■ Exercise goal: Find every line below that contains the word "解方程组" and copy it out.

>>>>>

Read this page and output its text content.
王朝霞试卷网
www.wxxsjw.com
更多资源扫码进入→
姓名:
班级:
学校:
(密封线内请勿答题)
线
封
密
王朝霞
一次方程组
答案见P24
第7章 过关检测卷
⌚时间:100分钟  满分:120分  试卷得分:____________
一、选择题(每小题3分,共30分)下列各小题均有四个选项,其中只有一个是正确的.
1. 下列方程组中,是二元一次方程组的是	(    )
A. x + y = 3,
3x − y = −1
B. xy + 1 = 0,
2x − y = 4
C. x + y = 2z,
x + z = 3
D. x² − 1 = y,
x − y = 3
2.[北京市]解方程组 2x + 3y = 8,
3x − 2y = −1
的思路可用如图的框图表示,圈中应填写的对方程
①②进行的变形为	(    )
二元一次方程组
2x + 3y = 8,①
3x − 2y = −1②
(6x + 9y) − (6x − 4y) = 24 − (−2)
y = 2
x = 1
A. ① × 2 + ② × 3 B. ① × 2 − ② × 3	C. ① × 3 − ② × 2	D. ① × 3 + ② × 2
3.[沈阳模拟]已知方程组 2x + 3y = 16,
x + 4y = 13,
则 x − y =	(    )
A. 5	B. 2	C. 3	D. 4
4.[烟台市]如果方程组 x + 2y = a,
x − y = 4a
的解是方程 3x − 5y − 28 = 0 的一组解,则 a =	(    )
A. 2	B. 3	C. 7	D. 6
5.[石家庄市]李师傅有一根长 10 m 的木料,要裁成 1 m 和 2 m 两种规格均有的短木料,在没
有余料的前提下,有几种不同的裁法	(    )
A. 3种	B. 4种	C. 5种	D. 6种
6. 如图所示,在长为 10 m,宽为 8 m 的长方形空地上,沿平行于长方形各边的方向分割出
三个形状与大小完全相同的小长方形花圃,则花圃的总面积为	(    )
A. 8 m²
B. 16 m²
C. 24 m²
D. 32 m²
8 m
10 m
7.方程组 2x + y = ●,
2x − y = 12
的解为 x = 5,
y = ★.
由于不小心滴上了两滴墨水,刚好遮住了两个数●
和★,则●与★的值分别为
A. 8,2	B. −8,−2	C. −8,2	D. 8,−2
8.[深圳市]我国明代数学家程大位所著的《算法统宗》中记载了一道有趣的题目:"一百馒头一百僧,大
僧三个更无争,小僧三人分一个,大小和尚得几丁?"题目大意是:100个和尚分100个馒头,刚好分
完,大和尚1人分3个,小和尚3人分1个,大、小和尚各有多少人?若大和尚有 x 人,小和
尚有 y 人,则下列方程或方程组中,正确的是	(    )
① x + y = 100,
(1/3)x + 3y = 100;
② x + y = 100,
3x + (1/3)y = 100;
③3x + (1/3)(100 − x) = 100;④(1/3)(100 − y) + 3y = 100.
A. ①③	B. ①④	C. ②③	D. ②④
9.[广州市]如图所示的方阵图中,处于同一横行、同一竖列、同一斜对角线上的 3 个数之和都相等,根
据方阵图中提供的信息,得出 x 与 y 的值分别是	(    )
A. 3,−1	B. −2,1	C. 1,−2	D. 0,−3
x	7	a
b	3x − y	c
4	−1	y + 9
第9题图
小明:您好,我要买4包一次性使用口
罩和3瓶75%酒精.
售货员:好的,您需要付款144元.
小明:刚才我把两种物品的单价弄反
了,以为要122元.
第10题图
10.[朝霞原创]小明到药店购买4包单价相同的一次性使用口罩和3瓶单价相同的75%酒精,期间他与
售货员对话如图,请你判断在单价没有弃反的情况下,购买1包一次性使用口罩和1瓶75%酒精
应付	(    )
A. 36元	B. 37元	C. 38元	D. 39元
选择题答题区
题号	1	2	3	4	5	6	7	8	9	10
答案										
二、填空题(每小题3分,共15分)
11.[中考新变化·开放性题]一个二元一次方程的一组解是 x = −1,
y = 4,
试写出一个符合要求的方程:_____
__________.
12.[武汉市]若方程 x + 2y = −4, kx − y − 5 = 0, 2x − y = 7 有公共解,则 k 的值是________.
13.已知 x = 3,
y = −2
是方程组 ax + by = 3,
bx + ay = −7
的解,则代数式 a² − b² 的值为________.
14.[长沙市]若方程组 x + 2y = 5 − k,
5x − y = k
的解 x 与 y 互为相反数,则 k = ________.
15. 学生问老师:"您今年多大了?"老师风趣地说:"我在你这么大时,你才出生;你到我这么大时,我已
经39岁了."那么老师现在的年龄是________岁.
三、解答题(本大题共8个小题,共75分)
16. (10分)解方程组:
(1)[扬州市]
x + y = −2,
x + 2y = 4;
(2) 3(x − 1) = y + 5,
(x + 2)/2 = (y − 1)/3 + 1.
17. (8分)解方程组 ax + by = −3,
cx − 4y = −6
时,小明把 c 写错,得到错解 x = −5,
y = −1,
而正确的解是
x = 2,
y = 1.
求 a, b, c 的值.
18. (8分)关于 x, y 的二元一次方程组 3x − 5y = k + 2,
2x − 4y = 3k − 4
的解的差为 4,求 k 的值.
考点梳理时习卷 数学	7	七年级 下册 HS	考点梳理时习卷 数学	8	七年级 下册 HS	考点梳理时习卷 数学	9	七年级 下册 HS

<<<<<

■ Task output:
2.[北京市]解方程组 2x + 3y = 8,
16. (10分)解方程组:
17. (8分)解方程组 ax + by = −3,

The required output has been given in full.